### DATA TO USE
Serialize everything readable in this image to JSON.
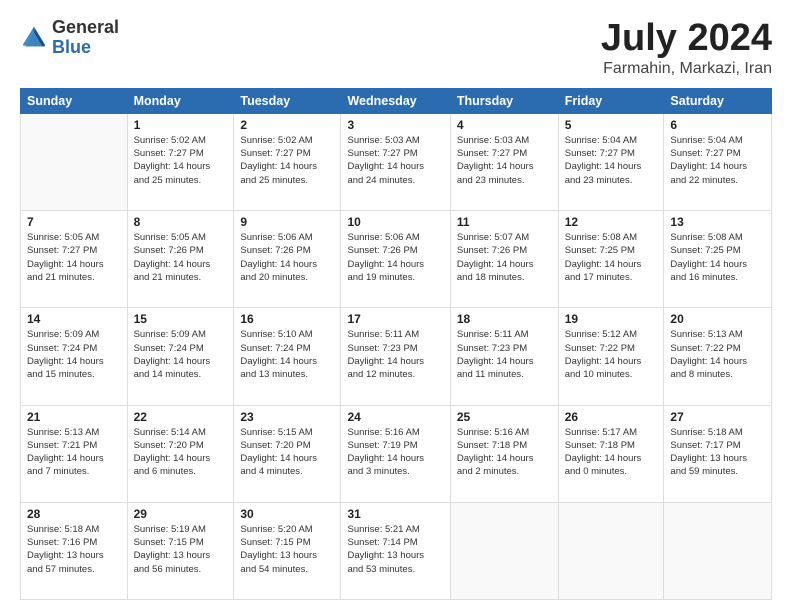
{
  "logo": {
    "general": "General",
    "blue": "Blue"
  },
  "title": {
    "month_year": "July 2024",
    "location": "Farmahin, Markazi, Iran"
  },
  "weekdays": [
    "Sunday",
    "Monday",
    "Tuesday",
    "Wednesday",
    "Thursday",
    "Friday",
    "Saturday"
  ],
  "weeks": [
    [
      {
        "day": "",
        "info": ""
      },
      {
        "day": "1",
        "info": "Sunrise: 5:02 AM\nSunset: 7:27 PM\nDaylight: 14 hours\nand 25 minutes."
      },
      {
        "day": "2",
        "info": "Sunrise: 5:02 AM\nSunset: 7:27 PM\nDaylight: 14 hours\nand 25 minutes."
      },
      {
        "day": "3",
        "info": "Sunrise: 5:03 AM\nSunset: 7:27 PM\nDaylight: 14 hours\nand 24 minutes."
      },
      {
        "day": "4",
        "info": "Sunrise: 5:03 AM\nSunset: 7:27 PM\nDaylight: 14 hours\nand 23 minutes."
      },
      {
        "day": "5",
        "info": "Sunrise: 5:04 AM\nSunset: 7:27 PM\nDaylight: 14 hours\nand 23 minutes."
      },
      {
        "day": "6",
        "info": "Sunrise: 5:04 AM\nSunset: 7:27 PM\nDaylight: 14 hours\nand 22 minutes."
      }
    ],
    [
      {
        "day": "7",
        "info": "Sunrise: 5:05 AM\nSunset: 7:27 PM\nDaylight: 14 hours\nand 21 minutes."
      },
      {
        "day": "8",
        "info": "Sunrise: 5:05 AM\nSunset: 7:26 PM\nDaylight: 14 hours\nand 21 minutes."
      },
      {
        "day": "9",
        "info": "Sunrise: 5:06 AM\nSunset: 7:26 PM\nDaylight: 14 hours\nand 20 minutes."
      },
      {
        "day": "10",
        "info": "Sunrise: 5:06 AM\nSunset: 7:26 PM\nDaylight: 14 hours\nand 19 minutes."
      },
      {
        "day": "11",
        "info": "Sunrise: 5:07 AM\nSunset: 7:26 PM\nDaylight: 14 hours\nand 18 minutes."
      },
      {
        "day": "12",
        "info": "Sunrise: 5:08 AM\nSunset: 7:25 PM\nDaylight: 14 hours\nand 17 minutes."
      },
      {
        "day": "13",
        "info": "Sunrise: 5:08 AM\nSunset: 7:25 PM\nDaylight: 14 hours\nand 16 minutes."
      }
    ],
    [
      {
        "day": "14",
        "info": "Sunrise: 5:09 AM\nSunset: 7:24 PM\nDaylight: 14 hours\nand 15 minutes."
      },
      {
        "day": "15",
        "info": "Sunrise: 5:09 AM\nSunset: 7:24 PM\nDaylight: 14 hours\nand 14 minutes."
      },
      {
        "day": "16",
        "info": "Sunrise: 5:10 AM\nSunset: 7:24 PM\nDaylight: 14 hours\nand 13 minutes."
      },
      {
        "day": "17",
        "info": "Sunrise: 5:11 AM\nSunset: 7:23 PM\nDaylight: 14 hours\nand 12 minutes."
      },
      {
        "day": "18",
        "info": "Sunrise: 5:11 AM\nSunset: 7:23 PM\nDaylight: 14 hours\nand 11 minutes."
      },
      {
        "day": "19",
        "info": "Sunrise: 5:12 AM\nSunset: 7:22 PM\nDaylight: 14 hours\nand 10 minutes."
      },
      {
        "day": "20",
        "info": "Sunrise: 5:13 AM\nSunset: 7:22 PM\nDaylight: 14 hours\nand 8 minutes."
      }
    ],
    [
      {
        "day": "21",
        "info": "Sunrise: 5:13 AM\nSunset: 7:21 PM\nDaylight: 14 hours\nand 7 minutes."
      },
      {
        "day": "22",
        "info": "Sunrise: 5:14 AM\nSunset: 7:20 PM\nDaylight: 14 hours\nand 6 minutes."
      },
      {
        "day": "23",
        "info": "Sunrise: 5:15 AM\nSunset: 7:20 PM\nDaylight: 14 hours\nand 4 minutes."
      },
      {
        "day": "24",
        "info": "Sunrise: 5:16 AM\nSunset: 7:19 PM\nDaylight: 14 hours\nand 3 minutes."
      },
      {
        "day": "25",
        "info": "Sunrise: 5:16 AM\nSunset: 7:18 PM\nDaylight: 14 hours\nand 2 minutes."
      },
      {
        "day": "26",
        "info": "Sunrise: 5:17 AM\nSunset: 7:18 PM\nDaylight: 14 hours\nand 0 minutes."
      },
      {
        "day": "27",
        "info": "Sunrise: 5:18 AM\nSunset: 7:17 PM\nDaylight: 13 hours\nand 59 minutes."
      }
    ],
    [
      {
        "day": "28",
        "info": "Sunrise: 5:18 AM\nSunset: 7:16 PM\nDaylight: 13 hours\nand 57 minutes."
      },
      {
        "day": "29",
        "info": "Sunrise: 5:19 AM\nSunset: 7:15 PM\nDaylight: 13 hours\nand 56 minutes."
      },
      {
        "day": "30",
        "info": "Sunrise: 5:20 AM\nSunset: 7:15 PM\nDaylight: 13 hours\nand 54 minutes."
      },
      {
        "day": "31",
        "info": "Sunrise: 5:21 AM\nSunset: 7:14 PM\nDaylight: 13 hours\nand 53 minutes."
      },
      {
        "day": "",
        "info": ""
      },
      {
        "day": "",
        "info": ""
      },
      {
        "day": "",
        "info": ""
      }
    ]
  ]
}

### WORK TO BE COMPLETED
Copy every line above word for word and exclude the pictures.

### EXERCISE SOLUTION
Serialize everything readable in this image to JSON.
{
  "logo": {
    "general": "General",
    "blue": "Blue"
  },
  "title": {
    "month_year": "July 2024",
    "location": "Farmahin, Markazi, Iran"
  },
  "weekdays": [
    "Sunday",
    "Monday",
    "Tuesday",
    "Wednesday",
    "Thursday",
    "Friday",
    "Saturday"
  ],
  "weeks": [
    [
      {
        "day": "",
        "info": ""
      },
      {
        "day": "1",
        "info": "Sunrise: 5:02 AM\nSunset: 7:27 PM\nDaylight: 14 hours\nand 25 minutes."
      },
      {
        "day": "2",
        "info": "Sunrise: 5:02 AM\nSunset: 7:27 PM\nDaylight: 14 hours\nand 25 minutes."
      },
      {
        "day": "3",
        "info": "Sunrise: 5:03 AM\nSunset: 7:27 PM\nDaylight: 14 hours\nand 24 minutes."
      },
      {
        "day": "4",
        "info": "Sunrise: 5:03 AM\nSunset: 7:27 PM\nDaylight: 14 hours\nand 23 minutes."
      },
      {
        "day": "5",
        "info": "Sunrise: 5:04 AM\nSunset: 7:27 PM\nDaylight: 14 hours\nand 23 minutes."
      },
      {
        "day": "6",
        "info": "Sunrise: 5:04 AM\nSunset: 7:27 PM\nDaylight: 14 hours\nand 22 minutes."
      }
    ],
    [
      {
        "day": "7",
        "info": "Sunrise: 5:05 AM\nSunset: 7:27 PM\nDaylight: 14 hours\nand 21 minutes."
      },
      {
        "day": "8",
        "info": "Sunrise: 5:05 AM\nSunset: 7:26 PM\nDaylight: 14 hours\nand 21 minutes."
      },
      {
        "day": "9",
        "info": "Sunrise: 5:06 AM\nSunset: 7:26 PM\nDaylight: 14 hours\nand 20 minutes."
      },
      {
        "day": "10",
        "info": "Sunrise: 5:06 AM\nSunset: 7:26 PM\nDaylight: 14 hours\nand 19 minutes."
      },
      {
        "day": "11",
        "info": "Sunrise: 5:07 AM\nSunset: 7:26 PM\nDaylight: 14 hours\nand 18 minutes."
      },
      {
        "day": "12",
        "info": "Sunrise: 5:08 AM\nSunset: 7:25 PM\nDaylight: 14 hours\nand 17 minutes."
      },
      {
        "day": "13",
        "info": "Sunrise: 5:08 AM\nSunset: 7:25 PM\nDaylight: 14 hours\nand 16 minutes."
      }
    ],
    [
      {
        "day": "14",
        "info": "Sunrise: 5:09 AM\nSunset: 7:24 PM\nDaylight: 14 hours\nand 15 minutes."
      },
      {
        "day": "15",
        "info": "Sunrise: 5:09 AM\nSunset: 7:24 PM\nDaylight: 14 hours\nand 14 minutes."
      },
      {
        "day": "16",
        "info": "Sunrise: 5:10 AM\nSunset: 7:24 PM\nDaylight: 14 hours\nand 13 minutes."
      },
      {
        "day": "17",
        "info": "Sunrise: 5:11 AM\nSunset: 7:23 PM\nDaylight: 14 hours\nand 12 minutes."
      },
      {
        "day": "18",
        "info": "Sunrise: 5:11 AM\nSunset: 7:23 PM\nDaylight: 14 hours\nand 11 minutes."
      },
      {
        "day": "19",
        "info": "Sunrise: 5:12 AM\nSunset: 7:22 PM\nDaylight: 14 hours\nand 10 minutes."
      },
      {
        "day": "20",
        "info": "Sunrise: 5:13 AM\nSunset: 7:22 PM\nDaylight: 14 hours\nand 8 minutes."
      }
    ],
    [
      {
        "day": "21",
        "info": "Sunrise: 5:13 AM\nSunset: 7:21 PM\nDaylight: 14 hours\nand 7 minutes."
      },
      {
        "day": "22",
        "info": "Sunrise: 5:14 AM\nSunset: 7:20 PM\nDaylight: 14 hours\nand 6 minutes."
      },
      {
        "day": "23",
        "info": "Sunrise: 5:15 AM\nSunset: 7:20 PM\nDaylight: 14 hours\nand 4 minutes."
      },
      {
        "day": "24",
        "info": "Sunrise: 5:16 AM\nSunset: 7:19 PM\nDaylight: 14 hours\nand 3 minutes."
      },
      {
        "day": "25",
        "info": "Sunrise: 5:16 AM\nSunset: 7:18 PM\nDaylight: 14 hours\nand 2 minutes."
      },
      {
        "day": "26",
        "info": "Sunrise: 5:17 AM\nSunset: 7:18 PM\nDaylight: 14 hours\nand 0 minutes."
      },
      {
        "day": "27",
        "info": "Sunrise: 5:18 AM\nSunset: 7:17 PM\nDaylight: 13 hours\nand 59 minutes."
      }
    ],
    [
      {
        "day": "28",
        "info": "Sunrise: 5:18 AM\nSunset: 7:16 PM\nDaylight: 13 hours\nand 57 minutes."
      },
      {
        "day": "29",
        "info": "Sunrise: 5:19 AM\nSunset: 7:15 PM\nDaylight: 13 hours\nand 56 minutes."
      },
      {
        "day": "30",
        "info": "Sunrise: 5:20 AM\nSunset: 7:15 PM\nDaylight: 13 hours\nand 54 minutes."
      },
      {
        "day": "31",
        "info": "Sunrise: 5:21 AM\nSunset: 7:14 PM\nDaylight: 13 hours\nand 53 minutes."
      },
      {
        "day": "",
        "info": ""
      },
      {
        "day": "",
        "info": ""
      },
      {
        "day": "",
        "info": ""
      }
    ]
  ]
}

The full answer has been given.